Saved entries
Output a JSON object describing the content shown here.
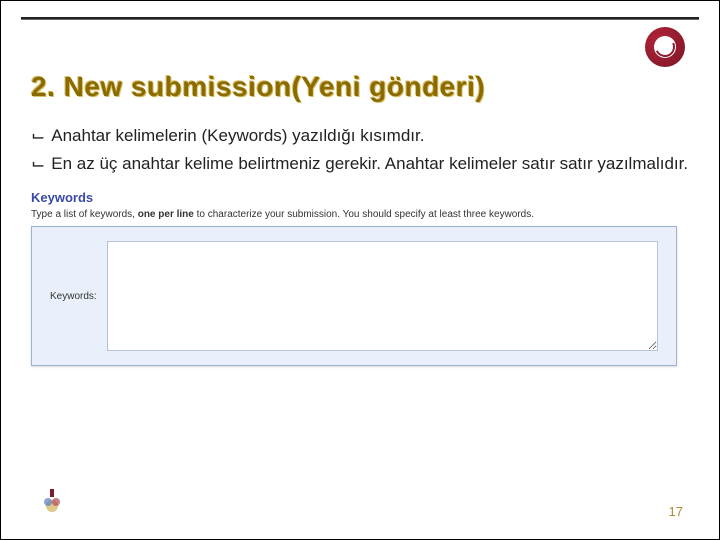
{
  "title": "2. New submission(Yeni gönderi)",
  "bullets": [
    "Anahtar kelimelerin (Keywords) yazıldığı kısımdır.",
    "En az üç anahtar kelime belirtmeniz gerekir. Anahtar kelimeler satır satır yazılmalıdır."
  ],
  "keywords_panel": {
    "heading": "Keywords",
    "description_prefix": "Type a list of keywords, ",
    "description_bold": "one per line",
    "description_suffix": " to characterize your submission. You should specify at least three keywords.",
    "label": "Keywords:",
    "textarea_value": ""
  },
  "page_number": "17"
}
==
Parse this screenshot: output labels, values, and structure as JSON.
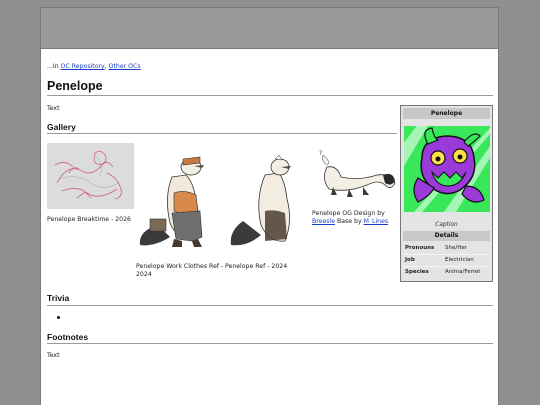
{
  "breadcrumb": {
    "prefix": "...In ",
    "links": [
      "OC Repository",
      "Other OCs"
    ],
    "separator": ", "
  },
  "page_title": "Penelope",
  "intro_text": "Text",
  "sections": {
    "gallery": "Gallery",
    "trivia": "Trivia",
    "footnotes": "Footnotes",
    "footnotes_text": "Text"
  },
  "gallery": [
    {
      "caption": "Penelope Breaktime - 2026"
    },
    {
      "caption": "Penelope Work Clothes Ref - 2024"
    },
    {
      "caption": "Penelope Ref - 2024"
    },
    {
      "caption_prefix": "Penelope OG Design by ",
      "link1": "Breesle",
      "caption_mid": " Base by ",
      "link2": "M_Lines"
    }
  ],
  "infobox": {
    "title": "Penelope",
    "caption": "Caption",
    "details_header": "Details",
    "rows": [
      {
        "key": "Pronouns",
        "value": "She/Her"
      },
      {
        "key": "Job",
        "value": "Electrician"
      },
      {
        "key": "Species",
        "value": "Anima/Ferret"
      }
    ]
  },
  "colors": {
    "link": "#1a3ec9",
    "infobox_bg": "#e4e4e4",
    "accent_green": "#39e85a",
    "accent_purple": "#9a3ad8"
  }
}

*INSTRUCTION*
Lines that hold the word "Anahtar" are the ones to return, every one of them.

*RESPONSE*
    "Anahtar kelimelerin (Keywords) yazıldığı kısımdır.",
    "En az üç anahtar kelime belirtmeniz gerekir. Anahtar kelimeler satır satır yazılmalıdır."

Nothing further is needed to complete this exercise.